SHORT TASK: Records follow. Copy every line with "Remember".

AVAILABLE DATA:
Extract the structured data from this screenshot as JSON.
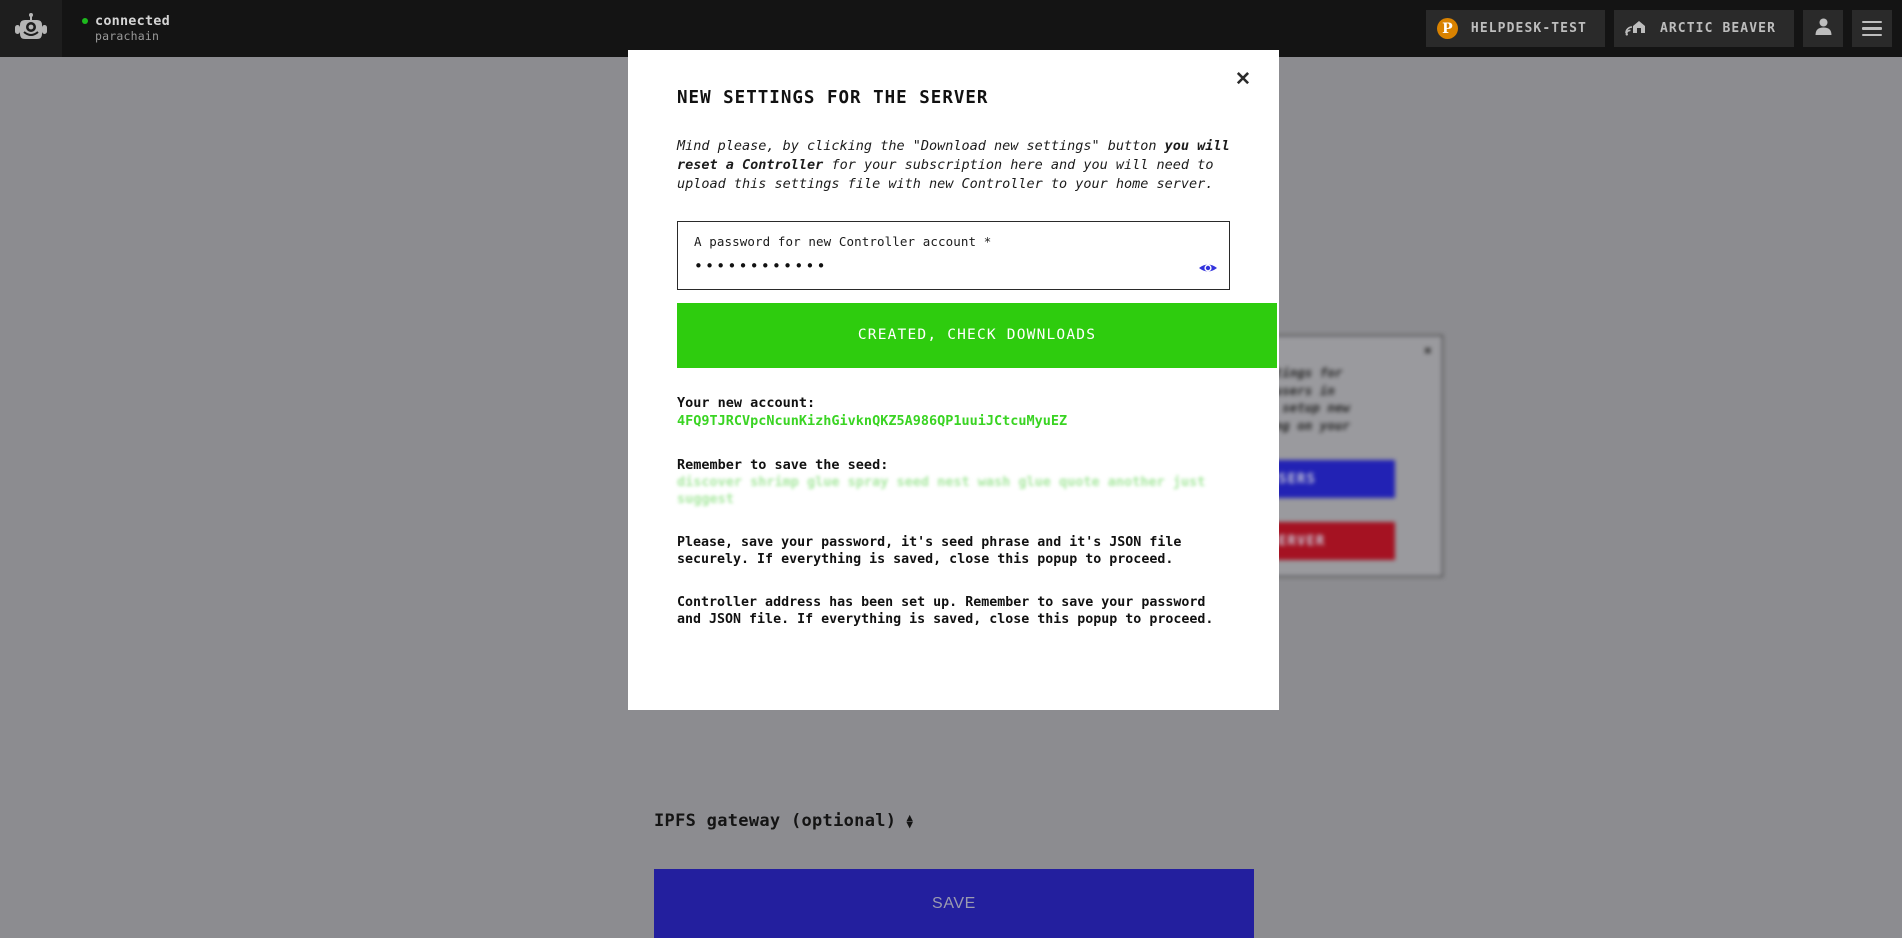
{
  "topbar": {
    "logo_icon": "robot-head-icon",
    "status": {
      "state": "connected",
      "network": "parachain"
    },
    "chips": [
      {
        "icon": "p-badge-icon",
        "label": "HELPDESK-TEST"
      },
      {
        "icon": "home-wifi-icon",
        "label": "ARCTIC BEAVER"
      }
    ],
    "account_icon": "person-icon",
    "menu_icon": "hamburger-icon"
  },
  "background": {
    "card": {
      "close_icon": "close-icon",
      "text": "p settings for\nwith users in\non or setup new\nloading on your",
      "buttons": [
        {
          "label": "R USERS",
          "color": "#2222b4"
        },
        {
          "label": "HE SERVER",
          "color": "#a51222"
        }
      ]
    },
    "ipfs": {
      "label": "IPFS gateway (optional)",
      "chevron_icon": "chevron-up-down-icon"
    },
    "save_label": "SAVE"
  },
  "modal": {
    "close_icon": "close-icon",
    "title": "NEW SETTINGS FOR THE SERVER",
    "intro": {
      "part1": "Mind please, by clicking the \"Download new settings\" button ",
      "bold1": "you will reset a Controller",
      "part2": " for your subscription here and you will need to upload this settings file with new Controller to your home server."
    },
    "password_field": {
      "label": "A password for new Controller account *",
      "value": "••••••••••••",
      "reveal_icon": "eye-icon",
      "reveal_icon_color": "#3333dd"
    },
    "created_button": {
      "label": "CREATED, CHECK DOWNLOADS",
      "color": "#2ecc0e"
    },
    "account_heading": "Your new account:",
    "account_address": "4FQ9TJRCVpcNcunKizhGivknQKZ5A986QP1uuiJCtcuMyuEZ",
    "seed_heading": "Remember to save the seed:",
    "seed_phrase": "discover shrimp glue spray seed nest wash glue quote another just suggest",
    "note1": "Please, save your password, it's seed phrase and it's JSON file securely. If everything is saved, close this popup to proceed.",
    "note2": "Controller address has been set up. Remember to save your password and JSON file. If everything is saved, close this popup to proceed."
  },
  "colors": {
    "topbar_bg": "#141414",
    "overlay_bg": "#8c8c90",
    "accent_green": "#2ecc0e",
    "accent_indigo": "#231f9e",
    "address_green": "#3ad423",
    "orange_badge": "#d98200"
  }
}
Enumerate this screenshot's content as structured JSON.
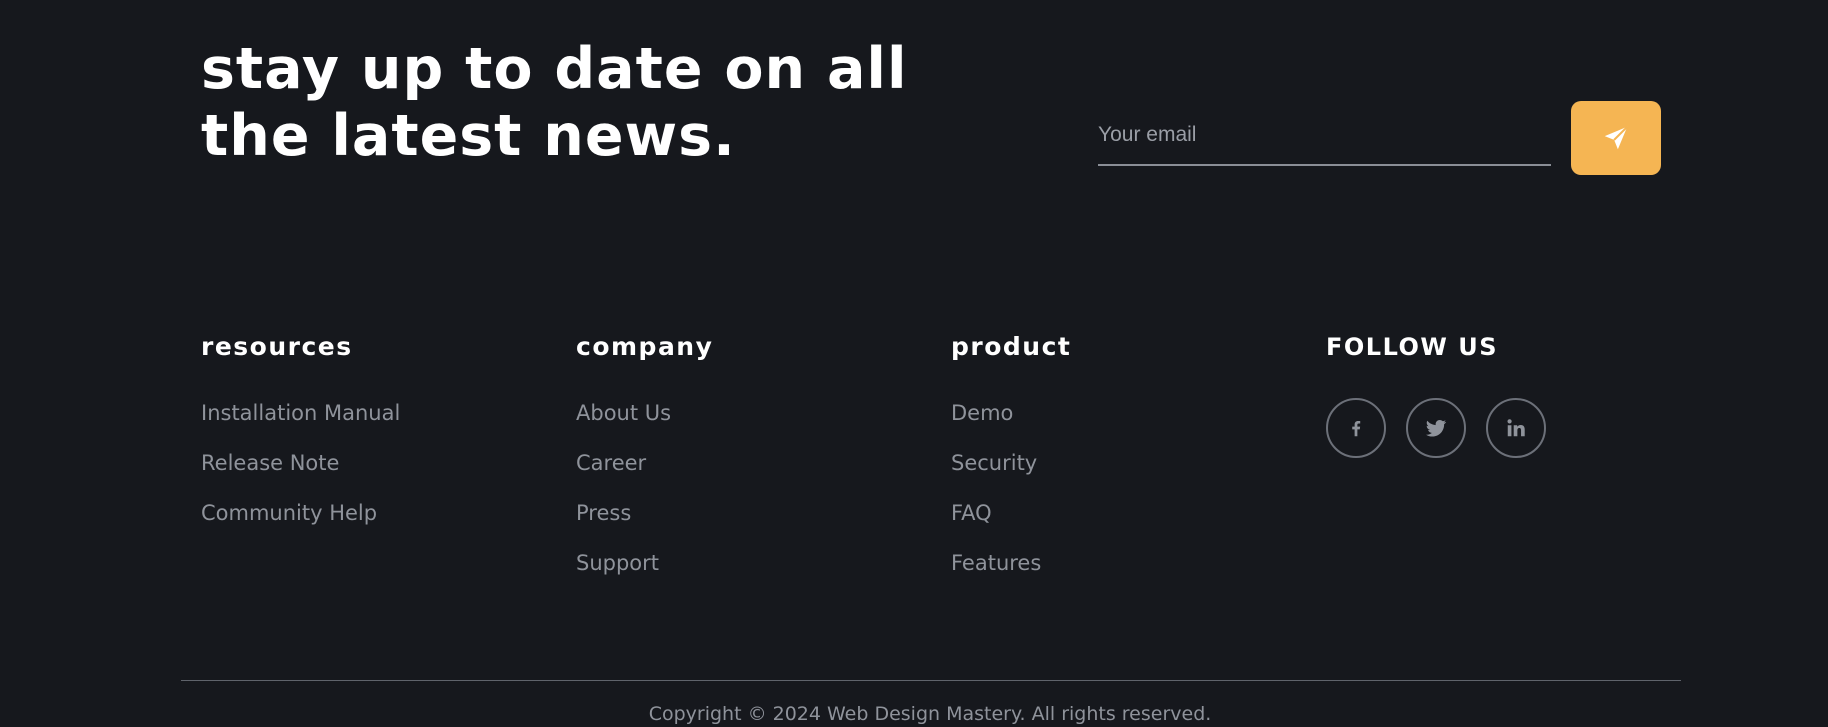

SOLVED PROBLEM:
    "seed_heading": "Remember to save the seed:",
    "note2": "Controller address has been set up. Remember to save your password and JSON file. If everything is saved, close this popup to proceed."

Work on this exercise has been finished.